- Provided records:
::::::::::

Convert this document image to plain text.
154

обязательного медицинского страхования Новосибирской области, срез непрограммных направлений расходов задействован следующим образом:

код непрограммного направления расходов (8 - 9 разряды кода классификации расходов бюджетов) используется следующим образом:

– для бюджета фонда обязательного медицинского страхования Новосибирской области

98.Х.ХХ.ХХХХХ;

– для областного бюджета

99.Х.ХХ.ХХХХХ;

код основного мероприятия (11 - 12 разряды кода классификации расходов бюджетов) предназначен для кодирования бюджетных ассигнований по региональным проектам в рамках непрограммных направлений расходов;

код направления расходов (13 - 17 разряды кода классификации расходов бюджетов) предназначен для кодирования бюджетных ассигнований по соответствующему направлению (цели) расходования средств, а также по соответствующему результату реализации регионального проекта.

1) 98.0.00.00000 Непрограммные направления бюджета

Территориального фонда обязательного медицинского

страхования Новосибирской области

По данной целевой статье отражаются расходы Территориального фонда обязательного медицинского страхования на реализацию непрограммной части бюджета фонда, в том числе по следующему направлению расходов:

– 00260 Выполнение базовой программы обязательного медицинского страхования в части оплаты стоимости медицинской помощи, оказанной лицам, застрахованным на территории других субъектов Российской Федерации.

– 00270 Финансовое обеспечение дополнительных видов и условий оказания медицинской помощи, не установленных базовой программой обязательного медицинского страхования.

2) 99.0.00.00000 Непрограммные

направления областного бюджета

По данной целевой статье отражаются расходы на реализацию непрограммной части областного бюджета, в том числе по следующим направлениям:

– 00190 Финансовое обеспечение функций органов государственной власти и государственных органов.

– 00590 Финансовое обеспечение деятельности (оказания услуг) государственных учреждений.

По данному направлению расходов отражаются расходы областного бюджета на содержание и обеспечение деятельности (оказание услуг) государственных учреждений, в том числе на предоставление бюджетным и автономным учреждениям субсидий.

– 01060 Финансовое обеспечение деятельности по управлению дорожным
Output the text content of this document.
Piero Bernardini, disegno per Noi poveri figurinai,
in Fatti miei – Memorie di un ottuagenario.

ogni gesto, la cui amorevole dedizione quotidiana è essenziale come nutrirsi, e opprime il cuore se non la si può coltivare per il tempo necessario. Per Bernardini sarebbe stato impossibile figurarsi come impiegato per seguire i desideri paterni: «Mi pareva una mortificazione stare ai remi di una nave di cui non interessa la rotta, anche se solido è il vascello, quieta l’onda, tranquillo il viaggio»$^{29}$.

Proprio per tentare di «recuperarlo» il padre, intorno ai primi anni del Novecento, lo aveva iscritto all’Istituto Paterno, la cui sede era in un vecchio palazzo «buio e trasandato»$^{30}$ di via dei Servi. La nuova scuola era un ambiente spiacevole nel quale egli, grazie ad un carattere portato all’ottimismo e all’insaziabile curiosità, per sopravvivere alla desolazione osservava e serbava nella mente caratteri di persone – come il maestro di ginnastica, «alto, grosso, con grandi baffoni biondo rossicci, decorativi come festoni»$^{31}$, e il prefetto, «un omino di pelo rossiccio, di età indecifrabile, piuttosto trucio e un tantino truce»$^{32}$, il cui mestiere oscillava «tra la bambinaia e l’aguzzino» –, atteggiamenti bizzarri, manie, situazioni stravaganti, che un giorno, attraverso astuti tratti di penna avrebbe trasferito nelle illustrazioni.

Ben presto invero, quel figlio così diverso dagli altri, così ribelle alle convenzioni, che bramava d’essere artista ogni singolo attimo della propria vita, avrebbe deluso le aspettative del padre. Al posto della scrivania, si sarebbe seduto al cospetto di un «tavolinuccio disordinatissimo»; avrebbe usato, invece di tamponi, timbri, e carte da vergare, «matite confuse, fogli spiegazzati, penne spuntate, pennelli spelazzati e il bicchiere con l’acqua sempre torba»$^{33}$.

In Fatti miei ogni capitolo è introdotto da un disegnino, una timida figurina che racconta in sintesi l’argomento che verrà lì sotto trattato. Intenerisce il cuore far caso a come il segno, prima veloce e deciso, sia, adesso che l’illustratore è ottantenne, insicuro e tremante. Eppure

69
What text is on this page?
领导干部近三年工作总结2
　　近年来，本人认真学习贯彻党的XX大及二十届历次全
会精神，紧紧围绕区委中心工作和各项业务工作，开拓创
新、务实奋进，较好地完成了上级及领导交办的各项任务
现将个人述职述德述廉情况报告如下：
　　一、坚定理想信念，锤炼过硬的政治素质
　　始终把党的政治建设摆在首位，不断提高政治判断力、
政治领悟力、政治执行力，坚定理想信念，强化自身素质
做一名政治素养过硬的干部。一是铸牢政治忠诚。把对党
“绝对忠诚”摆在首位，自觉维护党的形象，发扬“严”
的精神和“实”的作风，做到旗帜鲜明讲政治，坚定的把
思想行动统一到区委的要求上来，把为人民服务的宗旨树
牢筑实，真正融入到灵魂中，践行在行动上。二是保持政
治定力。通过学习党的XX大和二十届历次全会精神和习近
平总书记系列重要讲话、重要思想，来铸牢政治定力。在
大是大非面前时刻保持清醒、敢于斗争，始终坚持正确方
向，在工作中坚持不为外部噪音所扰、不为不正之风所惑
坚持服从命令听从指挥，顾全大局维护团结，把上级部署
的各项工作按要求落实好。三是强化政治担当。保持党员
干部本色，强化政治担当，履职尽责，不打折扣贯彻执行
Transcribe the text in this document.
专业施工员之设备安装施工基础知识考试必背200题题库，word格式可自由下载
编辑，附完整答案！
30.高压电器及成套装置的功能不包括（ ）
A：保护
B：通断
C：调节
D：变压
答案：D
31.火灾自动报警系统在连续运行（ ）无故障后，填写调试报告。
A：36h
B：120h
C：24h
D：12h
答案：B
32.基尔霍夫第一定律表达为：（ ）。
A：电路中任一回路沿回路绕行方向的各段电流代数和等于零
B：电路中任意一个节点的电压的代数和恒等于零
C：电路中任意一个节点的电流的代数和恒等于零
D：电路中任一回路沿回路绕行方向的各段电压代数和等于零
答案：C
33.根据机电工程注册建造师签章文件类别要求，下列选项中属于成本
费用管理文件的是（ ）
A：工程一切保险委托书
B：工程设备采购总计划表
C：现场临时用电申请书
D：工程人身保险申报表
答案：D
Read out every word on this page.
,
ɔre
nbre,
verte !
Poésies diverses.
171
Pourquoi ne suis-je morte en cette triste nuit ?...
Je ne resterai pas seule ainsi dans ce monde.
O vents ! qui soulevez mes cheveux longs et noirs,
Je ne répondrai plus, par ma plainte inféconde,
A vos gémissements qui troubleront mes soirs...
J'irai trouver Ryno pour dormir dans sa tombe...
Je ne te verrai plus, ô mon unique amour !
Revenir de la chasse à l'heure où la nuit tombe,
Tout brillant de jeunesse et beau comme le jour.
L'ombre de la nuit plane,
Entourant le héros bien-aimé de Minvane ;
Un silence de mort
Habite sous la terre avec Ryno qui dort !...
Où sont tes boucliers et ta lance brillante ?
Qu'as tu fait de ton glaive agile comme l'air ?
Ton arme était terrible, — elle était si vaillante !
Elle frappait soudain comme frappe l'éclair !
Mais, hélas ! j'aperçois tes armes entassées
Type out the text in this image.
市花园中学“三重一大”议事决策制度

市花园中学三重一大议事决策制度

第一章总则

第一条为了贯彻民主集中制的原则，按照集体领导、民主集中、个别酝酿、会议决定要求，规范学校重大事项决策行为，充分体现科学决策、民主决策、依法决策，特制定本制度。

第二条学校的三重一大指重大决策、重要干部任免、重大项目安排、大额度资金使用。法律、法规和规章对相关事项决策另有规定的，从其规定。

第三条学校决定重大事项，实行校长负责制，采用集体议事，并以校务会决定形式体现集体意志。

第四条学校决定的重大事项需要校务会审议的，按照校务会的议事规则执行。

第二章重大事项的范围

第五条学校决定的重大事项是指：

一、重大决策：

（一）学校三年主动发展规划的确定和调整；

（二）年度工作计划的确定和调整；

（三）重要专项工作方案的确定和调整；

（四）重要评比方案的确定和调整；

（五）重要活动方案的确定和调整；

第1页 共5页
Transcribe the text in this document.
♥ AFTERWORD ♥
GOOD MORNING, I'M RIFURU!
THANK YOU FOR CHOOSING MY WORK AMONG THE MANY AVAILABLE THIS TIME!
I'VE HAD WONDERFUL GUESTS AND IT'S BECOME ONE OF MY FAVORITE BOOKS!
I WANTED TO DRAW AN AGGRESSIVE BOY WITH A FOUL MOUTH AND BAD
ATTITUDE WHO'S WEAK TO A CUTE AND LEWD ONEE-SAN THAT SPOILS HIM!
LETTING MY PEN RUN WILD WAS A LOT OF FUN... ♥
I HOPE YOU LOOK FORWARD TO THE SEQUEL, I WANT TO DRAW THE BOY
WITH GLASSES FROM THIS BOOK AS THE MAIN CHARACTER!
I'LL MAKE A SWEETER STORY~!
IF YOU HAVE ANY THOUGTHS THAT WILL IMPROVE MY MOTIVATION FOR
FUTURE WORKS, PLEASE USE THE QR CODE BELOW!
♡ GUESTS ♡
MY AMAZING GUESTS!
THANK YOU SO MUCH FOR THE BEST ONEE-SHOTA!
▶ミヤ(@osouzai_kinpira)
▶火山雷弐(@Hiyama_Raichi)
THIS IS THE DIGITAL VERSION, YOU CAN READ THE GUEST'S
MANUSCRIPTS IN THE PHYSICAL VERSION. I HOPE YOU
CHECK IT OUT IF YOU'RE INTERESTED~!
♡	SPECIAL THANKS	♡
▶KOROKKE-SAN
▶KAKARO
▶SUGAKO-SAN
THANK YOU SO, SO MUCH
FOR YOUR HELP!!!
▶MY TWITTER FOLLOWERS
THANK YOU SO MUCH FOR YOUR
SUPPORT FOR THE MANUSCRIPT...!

::::::::::

- What is asked: Pick out each line in the material containing "Финансовое".

- Finished exercise:
– 00270 Финансовое обеспечение дополнительных видов и условий оказания медицинской помощи, не установленных базовой программой обязательного медицинского страхования.
– 00190 Финансовое обеспечение функций органов государственной власти и государственных органов.
– 00590 Финансовое обеспечение деятельности (оказания услуг) государственных учреждений.
– 01060 Финансовое обеспечение деятельности по управлению дорожным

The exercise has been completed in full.